## START RAW DATA
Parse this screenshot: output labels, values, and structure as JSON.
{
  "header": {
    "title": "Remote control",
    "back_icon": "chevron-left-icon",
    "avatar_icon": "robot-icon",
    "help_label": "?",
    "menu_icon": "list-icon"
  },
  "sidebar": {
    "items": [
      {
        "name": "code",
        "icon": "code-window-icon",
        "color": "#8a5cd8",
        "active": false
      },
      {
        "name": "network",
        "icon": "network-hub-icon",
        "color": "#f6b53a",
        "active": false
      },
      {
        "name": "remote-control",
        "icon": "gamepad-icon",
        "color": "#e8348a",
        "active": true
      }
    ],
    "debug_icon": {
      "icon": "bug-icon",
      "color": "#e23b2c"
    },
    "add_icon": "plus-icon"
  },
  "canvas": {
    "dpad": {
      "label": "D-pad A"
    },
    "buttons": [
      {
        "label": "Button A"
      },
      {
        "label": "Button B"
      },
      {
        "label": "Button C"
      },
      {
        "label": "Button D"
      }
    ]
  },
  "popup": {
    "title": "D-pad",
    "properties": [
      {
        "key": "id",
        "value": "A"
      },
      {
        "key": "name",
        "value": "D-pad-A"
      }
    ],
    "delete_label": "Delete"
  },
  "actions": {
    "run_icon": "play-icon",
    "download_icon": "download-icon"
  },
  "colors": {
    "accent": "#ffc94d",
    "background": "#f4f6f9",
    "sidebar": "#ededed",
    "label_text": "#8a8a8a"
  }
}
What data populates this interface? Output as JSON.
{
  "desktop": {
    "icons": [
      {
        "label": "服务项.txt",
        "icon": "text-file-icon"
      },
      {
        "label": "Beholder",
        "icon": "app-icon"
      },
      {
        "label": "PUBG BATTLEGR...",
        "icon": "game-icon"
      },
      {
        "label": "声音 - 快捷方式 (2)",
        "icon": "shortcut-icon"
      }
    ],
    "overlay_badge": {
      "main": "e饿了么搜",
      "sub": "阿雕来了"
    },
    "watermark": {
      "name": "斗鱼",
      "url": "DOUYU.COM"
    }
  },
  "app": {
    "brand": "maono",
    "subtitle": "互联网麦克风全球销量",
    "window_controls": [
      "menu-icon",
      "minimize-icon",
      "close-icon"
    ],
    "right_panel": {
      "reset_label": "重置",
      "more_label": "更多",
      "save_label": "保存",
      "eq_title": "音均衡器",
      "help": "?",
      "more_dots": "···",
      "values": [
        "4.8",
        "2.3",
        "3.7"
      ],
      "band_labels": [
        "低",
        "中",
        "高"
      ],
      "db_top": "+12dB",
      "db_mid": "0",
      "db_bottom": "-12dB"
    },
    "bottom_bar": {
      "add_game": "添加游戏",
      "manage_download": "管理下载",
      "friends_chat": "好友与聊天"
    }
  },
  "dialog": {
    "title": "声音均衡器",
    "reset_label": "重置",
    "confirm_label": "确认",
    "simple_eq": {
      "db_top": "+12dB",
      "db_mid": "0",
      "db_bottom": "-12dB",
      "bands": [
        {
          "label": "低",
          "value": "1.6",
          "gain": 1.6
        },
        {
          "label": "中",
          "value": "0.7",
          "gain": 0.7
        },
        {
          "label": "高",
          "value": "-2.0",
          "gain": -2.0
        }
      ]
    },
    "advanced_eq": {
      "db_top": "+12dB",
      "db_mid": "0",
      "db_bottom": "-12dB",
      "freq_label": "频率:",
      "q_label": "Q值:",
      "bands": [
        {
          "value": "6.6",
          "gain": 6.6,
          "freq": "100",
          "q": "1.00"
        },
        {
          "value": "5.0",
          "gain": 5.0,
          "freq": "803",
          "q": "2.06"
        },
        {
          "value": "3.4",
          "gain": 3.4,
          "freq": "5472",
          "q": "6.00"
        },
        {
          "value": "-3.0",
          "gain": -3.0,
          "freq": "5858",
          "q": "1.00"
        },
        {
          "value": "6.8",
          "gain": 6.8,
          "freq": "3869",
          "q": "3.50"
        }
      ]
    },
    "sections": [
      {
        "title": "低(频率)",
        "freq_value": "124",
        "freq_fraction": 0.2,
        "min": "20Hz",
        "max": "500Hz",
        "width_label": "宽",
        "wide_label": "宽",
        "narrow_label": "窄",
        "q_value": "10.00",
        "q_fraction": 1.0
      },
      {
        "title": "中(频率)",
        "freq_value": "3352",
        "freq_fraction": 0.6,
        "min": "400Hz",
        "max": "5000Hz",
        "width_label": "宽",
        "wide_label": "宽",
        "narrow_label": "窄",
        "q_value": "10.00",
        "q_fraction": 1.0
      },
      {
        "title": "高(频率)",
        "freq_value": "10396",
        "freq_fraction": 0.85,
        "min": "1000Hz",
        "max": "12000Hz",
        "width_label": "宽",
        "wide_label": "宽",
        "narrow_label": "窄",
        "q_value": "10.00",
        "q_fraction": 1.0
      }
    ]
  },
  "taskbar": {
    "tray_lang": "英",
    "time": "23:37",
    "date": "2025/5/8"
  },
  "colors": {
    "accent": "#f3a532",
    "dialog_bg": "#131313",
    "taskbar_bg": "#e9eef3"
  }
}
## END RAW DATA
Repeat the entries above exactly, leaving nothing out.

__OUTPUT FOR THIS TASK__
Parse this screenshot: output labels, values, and structure as JSON.
{
  "header": {
    "title": "Remote control",
    "back_icon": "chevron-left-icon",
    "avatar_icon": "robot-icon",
    "help_label": "?",
    "menu_icon": "list-icon"
  },
  "sidebar": {
    "items": [
      {
        "name": "code",
        "icon": "code-window-icon",
        "color": "#8a5cd8",
        "active": false
      },
      {
        "name": "network",
        "icon": "network-hub-icon",
        "color": "#f6b53a",
        "active": false
      },
      {
        "name": "remote-control",
        "icon": "gamepad-icon",
        "color": "#e8348a",
        "active": true
      }
    ],
    "debug_icon": {
      "icon": "bug-icon",
      "color": "#e23b2c"
    },
    "add_icon": "plus-icon"
  },
  "canvas": {
    "dpad": {
      "label": "D-pad A"
    },
    "buttons": [
      {
        "label": "Button A"
      },
      {
        "label": "Button B"
      },
      {
        "label": "Button C"
      },
      {
        "label": "Button D"
      }
    ]
  },
  "popup": {
    "title": "D-pad",
    "properties": [
      {
        "key": "id",
        "value": "A"
      },
      {
        "key": "name",
        "value": "D-pad-A"
      }
    ],
    "delete_label": "Delete"
  },
  "actions": {
    "run_icon": "play-icon",
    "download_icon": "download-icon"
  },
  "colors": {
    "accent": "#ffc94d",
    "background": "#f4f6f9",
    "sidebar": "#ededed",
    "label_text": "#8a8a8a"
  }
}
What data populates this interface? Output as JSON.
{
  "desktop": {
    "icons": [
      {
        "label": "服务项.txt",
        "icon": "text-file-icon"
      },
      {
        "label": "Beholder",
        "icon": "app-icon"
      },
      {
        "label": "PUBG BATTLEGR...",
        "icon": "game-icon"
      },
      {
        "label": "声音 - 快捷方式 (2)",
        "icon": "shortcut-icon"
      }
    ],
    "overlay_badge": {
      "main": "e饿了么搜",
      "sub": "阿雕来了"
    },
    "watermark": {
      "name": "斗鱼",
      "url": "DOUYU.COM"
    }
  },
  "app": {
    "brand": "maono",
    "subtitle": "互联网麦克风全球销量",
    "window_controls": [
      "menu-icon",
      "minimize-icon",
      "close-icon"
    ],
    "right_panel": {
      "reset_label": "重置",
      "more_label": "更多",
      "save_label": "保存",
      "eq_title": "音均衡器",
      "help": "?",
      "more_dots": "···",
      "values": [
        "4.8",
        "2.3",
        "3.7"
      ],
      "band_labels": [
        "低",
        "中",
        "高"
      ],
      "db_top": "+12dB",
      "db_mid": "0",
      "db_bottom": "-12dB"
    },
    "bottom_bar": {
      "add_game": "添加游戏",
      "manage_download": "管理下载",
      "friends_chat": "好友与聊天"
    }
  },
  "dialog": {
    "title": "声音均衡器",
    "reset_label": "重置",
    "confirm_label": "确认",
    "simple_eq": {
      "db_top": "+12dB",
      "db_mid": "0",
      "db_bottom": "-12dB",
      "bands": [
        {
          "label": "低",
          "value": "1.6",
          "gain": 1.6
        },
        {
          "label": "中",
          "value": "0.7",
          "gain": 0.7
        },
        {
          "label": "高",
          "value": "-2.0",
          "gain": -2.0
        }
      ]
    },
    "advanced_eq": {
      "db_top": "+12dB",
      "db_mid": "0",
      "db_bottom": "-12dB",
      "freq_label": "频率:",
      "q_label": "Q值:",
      "bands": [
        {
          "value": "6.6",
          "gain": 6.6,
          "freq": "100",
          "q": "1.00"
        },
        {
          "value": "5.0",
          "gain": 5.0,
          "freq": "803",
          "q": "2.06"
        },
        {
          "value": "3.4",
          "gain": 3.4,
          "freq": "5472",
          "q": "6.00"
        },
        {
          "value": "-3.0",
          "gain": -3.0,
          "freq": "5858",
          "q": "1.00"
        },
        {
          "value": "6.8",
          "gain": 6.8,
          "freq": "3869",
          "q": "3.50"
        }
      ]
    },
    "sections": [
      {
        "title": "低(频率)",
        "freq_value": "124",
        "freq_fraction": 0.2,
        "min": "20Hz",
        "max": "500Hz",
        "width_label": "宽",
        "wide_label": "宽",
        "narrow_label": "窄",
        "q_value": "10.00",
        "q_fraction": 1.0
      },
      {
        "title": "中(频率)",
        "freq_value": "3352",
        "freq_fraction": 0.6,
        "min": "400Hz",
        "max": "5000Hz",
        "width_label": "宽",
        "wide_label": "宽",
        "narrow_label": "窄",
        "q_value": "10.00",
        "q_fraction": 1.0
      },
      {
        "title": "高(频率)",
        "freq_value": "10396",
        "freq_fraction": 0.85,
        "min": "1000Hz",
        "max": "12000Hz",
        "width_label": "宽",
        "wide_label": "宽",
        "narrow_label": "窄",
        "q_value": "10.00",
        "q_fraction": 1.0
      }
    ]
  },
  "taskbar": {
    "tray_lang": "英",
    "time": "23:37",
    "date": "2025/5/8"
  },
  "colors": {
    "accent": "#f3a532",
    "dialog_bg": "#131313",
    "taskbar_bg": "#e9eef3"
  }
}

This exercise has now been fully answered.